(MATERIAL FOR THE TASK)
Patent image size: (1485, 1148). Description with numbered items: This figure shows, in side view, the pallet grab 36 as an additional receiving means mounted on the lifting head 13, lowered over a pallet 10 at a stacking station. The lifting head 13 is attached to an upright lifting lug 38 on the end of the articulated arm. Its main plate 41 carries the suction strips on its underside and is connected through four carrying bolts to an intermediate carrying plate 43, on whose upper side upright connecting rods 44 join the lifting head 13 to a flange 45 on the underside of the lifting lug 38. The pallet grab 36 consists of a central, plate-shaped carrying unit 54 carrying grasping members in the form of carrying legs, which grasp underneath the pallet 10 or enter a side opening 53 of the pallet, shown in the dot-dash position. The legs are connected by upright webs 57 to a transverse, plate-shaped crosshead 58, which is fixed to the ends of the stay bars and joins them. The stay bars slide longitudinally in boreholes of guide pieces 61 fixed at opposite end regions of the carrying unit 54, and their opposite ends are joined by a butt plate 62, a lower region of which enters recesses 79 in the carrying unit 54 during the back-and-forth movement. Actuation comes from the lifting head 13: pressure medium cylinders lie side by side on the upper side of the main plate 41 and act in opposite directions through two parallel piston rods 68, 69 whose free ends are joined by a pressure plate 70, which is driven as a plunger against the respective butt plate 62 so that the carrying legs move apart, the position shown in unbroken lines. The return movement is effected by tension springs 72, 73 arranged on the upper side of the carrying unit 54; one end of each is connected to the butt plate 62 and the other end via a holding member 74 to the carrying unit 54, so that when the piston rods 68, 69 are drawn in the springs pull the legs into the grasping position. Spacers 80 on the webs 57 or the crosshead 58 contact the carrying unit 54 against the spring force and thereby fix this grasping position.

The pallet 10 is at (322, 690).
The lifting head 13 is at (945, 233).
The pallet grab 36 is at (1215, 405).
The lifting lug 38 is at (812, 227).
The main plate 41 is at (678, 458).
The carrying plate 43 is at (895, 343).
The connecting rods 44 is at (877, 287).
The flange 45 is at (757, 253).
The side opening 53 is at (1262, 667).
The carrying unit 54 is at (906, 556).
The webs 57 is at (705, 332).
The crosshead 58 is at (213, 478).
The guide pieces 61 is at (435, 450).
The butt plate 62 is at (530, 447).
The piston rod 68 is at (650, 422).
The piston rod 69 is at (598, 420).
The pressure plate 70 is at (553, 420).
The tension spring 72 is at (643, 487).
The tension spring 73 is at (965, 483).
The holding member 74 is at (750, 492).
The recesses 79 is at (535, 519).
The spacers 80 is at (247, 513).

==

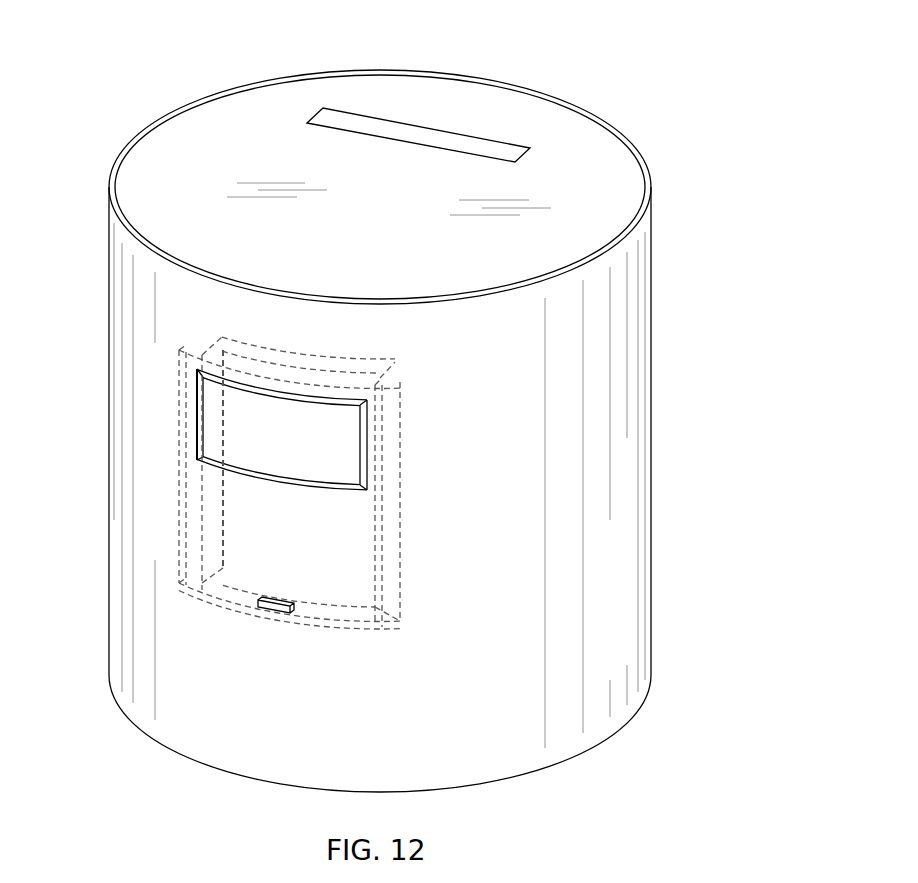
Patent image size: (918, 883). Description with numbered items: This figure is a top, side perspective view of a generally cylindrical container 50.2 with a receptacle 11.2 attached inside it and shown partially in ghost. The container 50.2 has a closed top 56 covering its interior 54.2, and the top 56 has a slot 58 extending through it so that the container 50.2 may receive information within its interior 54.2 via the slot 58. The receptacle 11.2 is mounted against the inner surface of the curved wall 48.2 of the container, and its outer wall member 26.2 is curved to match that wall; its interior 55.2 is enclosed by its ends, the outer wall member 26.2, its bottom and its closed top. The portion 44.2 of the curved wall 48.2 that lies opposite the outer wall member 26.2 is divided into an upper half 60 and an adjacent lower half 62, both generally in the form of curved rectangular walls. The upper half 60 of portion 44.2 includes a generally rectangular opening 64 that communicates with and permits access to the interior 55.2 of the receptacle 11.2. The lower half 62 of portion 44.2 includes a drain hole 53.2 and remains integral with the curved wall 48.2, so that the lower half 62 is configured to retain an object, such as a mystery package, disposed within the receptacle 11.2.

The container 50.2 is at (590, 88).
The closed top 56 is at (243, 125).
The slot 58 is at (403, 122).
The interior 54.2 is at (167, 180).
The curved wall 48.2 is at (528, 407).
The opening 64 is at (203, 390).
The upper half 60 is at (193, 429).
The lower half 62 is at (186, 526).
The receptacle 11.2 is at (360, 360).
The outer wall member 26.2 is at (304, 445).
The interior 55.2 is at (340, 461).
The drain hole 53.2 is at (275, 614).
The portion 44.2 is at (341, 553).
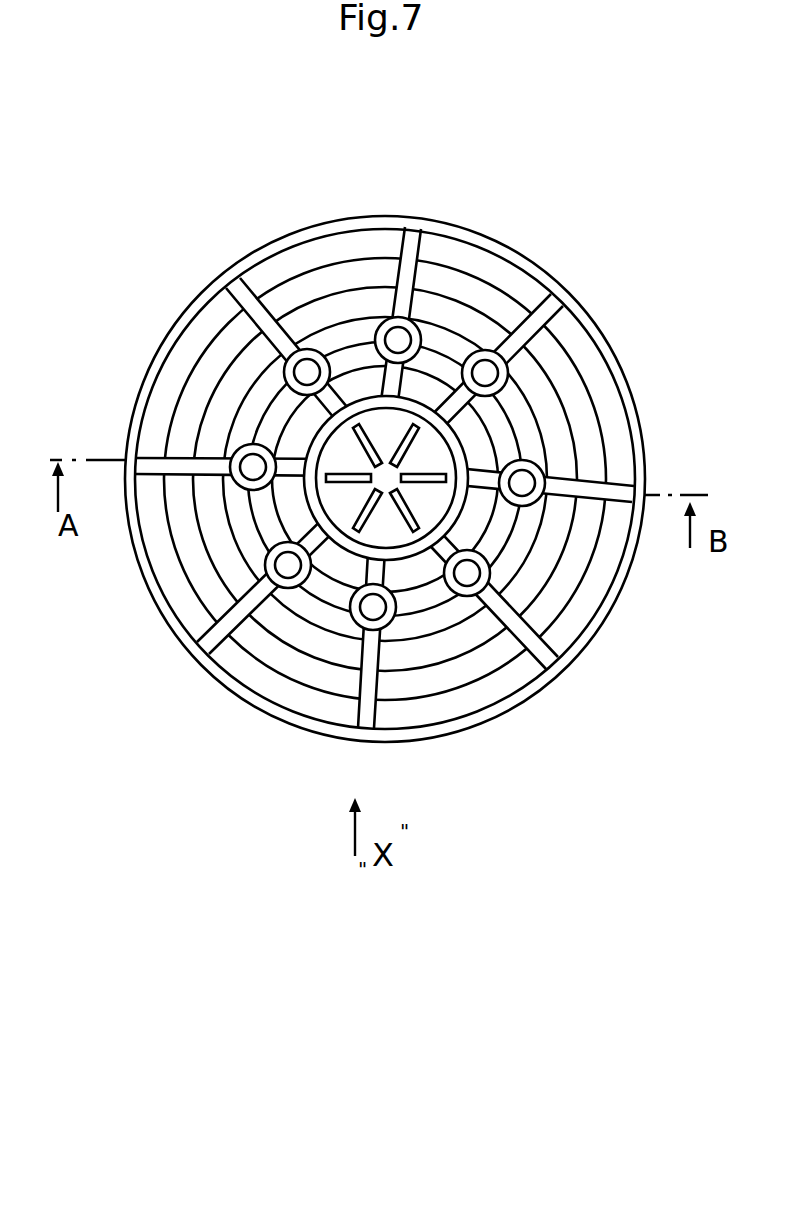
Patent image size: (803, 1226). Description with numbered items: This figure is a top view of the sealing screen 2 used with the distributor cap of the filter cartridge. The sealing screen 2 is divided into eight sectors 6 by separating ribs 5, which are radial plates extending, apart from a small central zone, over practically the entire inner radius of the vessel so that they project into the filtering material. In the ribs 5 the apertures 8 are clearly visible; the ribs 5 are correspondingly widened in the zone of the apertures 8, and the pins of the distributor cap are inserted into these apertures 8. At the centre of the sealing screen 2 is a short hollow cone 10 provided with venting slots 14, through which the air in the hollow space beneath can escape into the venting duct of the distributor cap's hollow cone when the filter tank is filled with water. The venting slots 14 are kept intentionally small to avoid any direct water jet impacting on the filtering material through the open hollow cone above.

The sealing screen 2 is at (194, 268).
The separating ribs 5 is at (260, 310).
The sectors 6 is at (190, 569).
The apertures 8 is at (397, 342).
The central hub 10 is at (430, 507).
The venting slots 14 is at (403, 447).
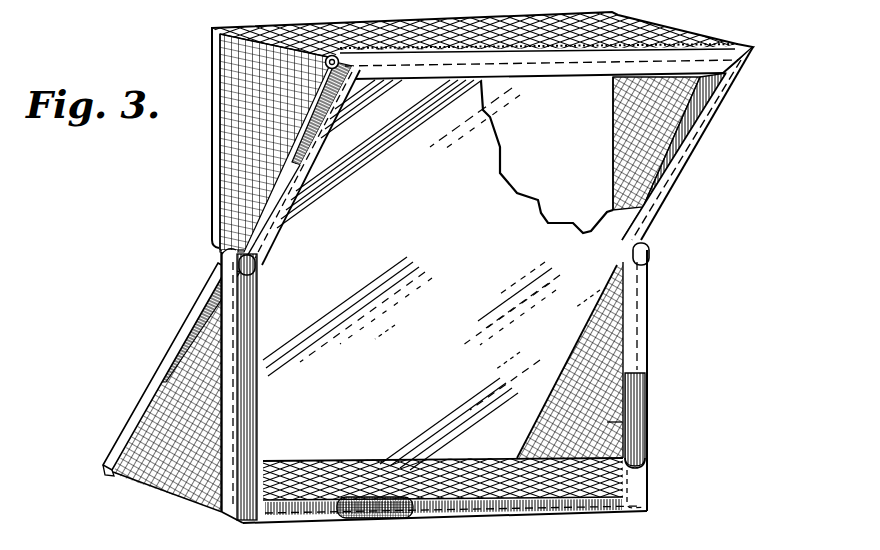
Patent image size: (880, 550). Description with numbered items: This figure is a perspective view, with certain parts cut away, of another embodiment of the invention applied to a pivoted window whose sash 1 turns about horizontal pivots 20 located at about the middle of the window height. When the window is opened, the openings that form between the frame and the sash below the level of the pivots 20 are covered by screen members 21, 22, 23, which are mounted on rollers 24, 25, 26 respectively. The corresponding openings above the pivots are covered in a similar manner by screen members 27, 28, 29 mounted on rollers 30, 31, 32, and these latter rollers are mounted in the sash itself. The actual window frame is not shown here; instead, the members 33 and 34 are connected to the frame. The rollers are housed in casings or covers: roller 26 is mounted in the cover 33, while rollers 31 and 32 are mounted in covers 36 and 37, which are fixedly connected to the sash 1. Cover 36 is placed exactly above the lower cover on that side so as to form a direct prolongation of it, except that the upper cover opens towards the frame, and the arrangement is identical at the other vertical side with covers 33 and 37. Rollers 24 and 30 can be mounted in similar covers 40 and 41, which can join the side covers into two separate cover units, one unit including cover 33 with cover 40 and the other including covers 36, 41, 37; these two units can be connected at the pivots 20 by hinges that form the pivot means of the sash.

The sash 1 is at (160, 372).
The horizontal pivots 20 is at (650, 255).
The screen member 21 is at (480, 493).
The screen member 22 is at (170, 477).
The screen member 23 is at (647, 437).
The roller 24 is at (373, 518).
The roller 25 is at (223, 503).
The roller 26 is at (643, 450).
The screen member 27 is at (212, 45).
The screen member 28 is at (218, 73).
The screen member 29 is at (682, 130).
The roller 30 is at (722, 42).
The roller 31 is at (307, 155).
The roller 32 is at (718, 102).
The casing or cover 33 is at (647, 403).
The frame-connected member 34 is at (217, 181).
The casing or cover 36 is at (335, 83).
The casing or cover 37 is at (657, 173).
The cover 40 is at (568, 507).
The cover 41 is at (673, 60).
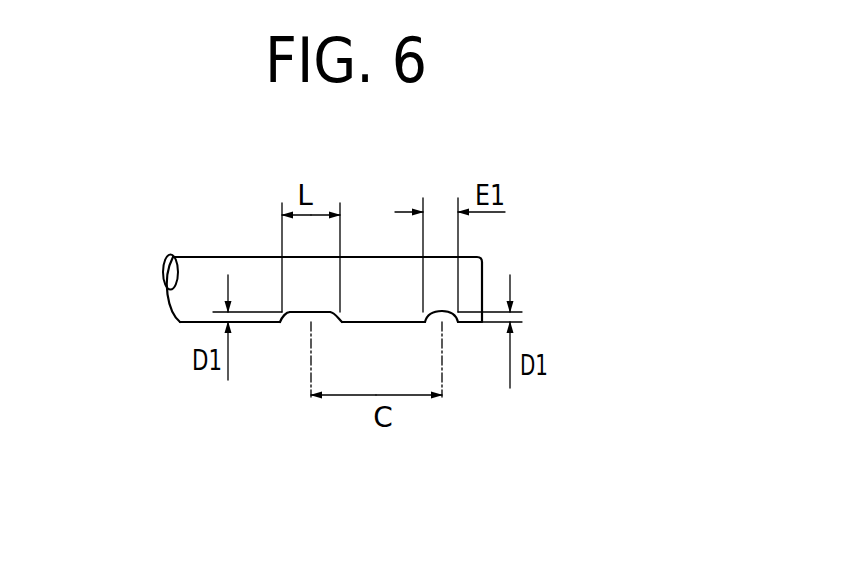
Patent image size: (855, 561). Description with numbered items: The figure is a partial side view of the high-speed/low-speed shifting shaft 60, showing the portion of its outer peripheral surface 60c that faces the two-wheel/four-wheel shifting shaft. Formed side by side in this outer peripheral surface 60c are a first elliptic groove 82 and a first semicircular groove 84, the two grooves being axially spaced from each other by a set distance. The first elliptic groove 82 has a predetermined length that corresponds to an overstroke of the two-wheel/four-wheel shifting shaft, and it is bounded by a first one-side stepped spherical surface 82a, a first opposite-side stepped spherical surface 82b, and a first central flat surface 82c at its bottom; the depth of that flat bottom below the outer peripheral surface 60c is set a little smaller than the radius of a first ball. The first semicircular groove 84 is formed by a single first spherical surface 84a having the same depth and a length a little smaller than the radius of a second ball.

(REQUIREMENTS) Starting at the line containing "Patent image size: (803, 1226)." and ending with the line containing "The venting slots 14 is at (403, 447).", present those lines as a Markdown table with the columns Row and Line, numbering the rows and omitting blank lines.

(ANSWER)
| Row | Line |
|---|---|
| 1 | Patent image size: (803, 1226). Description with numbered items: This figure is a top view of the sealing screen 2 used with the distributor cap of the filter cartridge. The sealing screen 2 is divided into eight sectors 6 by separating ribs 5, which are radial plates extending, apart from a small central zone, over practically the entire inner radius of the vessel so that they project into the filtering material. In the ribs 5 the apertures 8 are clearly visible; the ribs 5 are correspondingly widened in the zone of the apertures 8, and the pins of the distributor cap are inserted into these apertures 8. At the centre of the sealing screen 2 is a short hollow cone 10 provided with venting slots 14, through which the air in the hollow space beneath can escape into the venting duct of the distributor cap's hollow cone when the filter tank is filled with water. The venting slots 14 are kept intentionally small to avoid any direct water jet impacting on the filtering material through the open hollow cone above. |
| 2 | The sealing screen 2 is at (194, 268). |
| 3 | The separating ribs 5 is at (260, 310). |
| 4 | The sectors 6 is at (190, 569). |
| 5 | The apertures 8 is at (397, 342). |
| 6 | The central hub 10 is at (430, 507). |
| 7 | The venting slots 14 is at (403, 447). |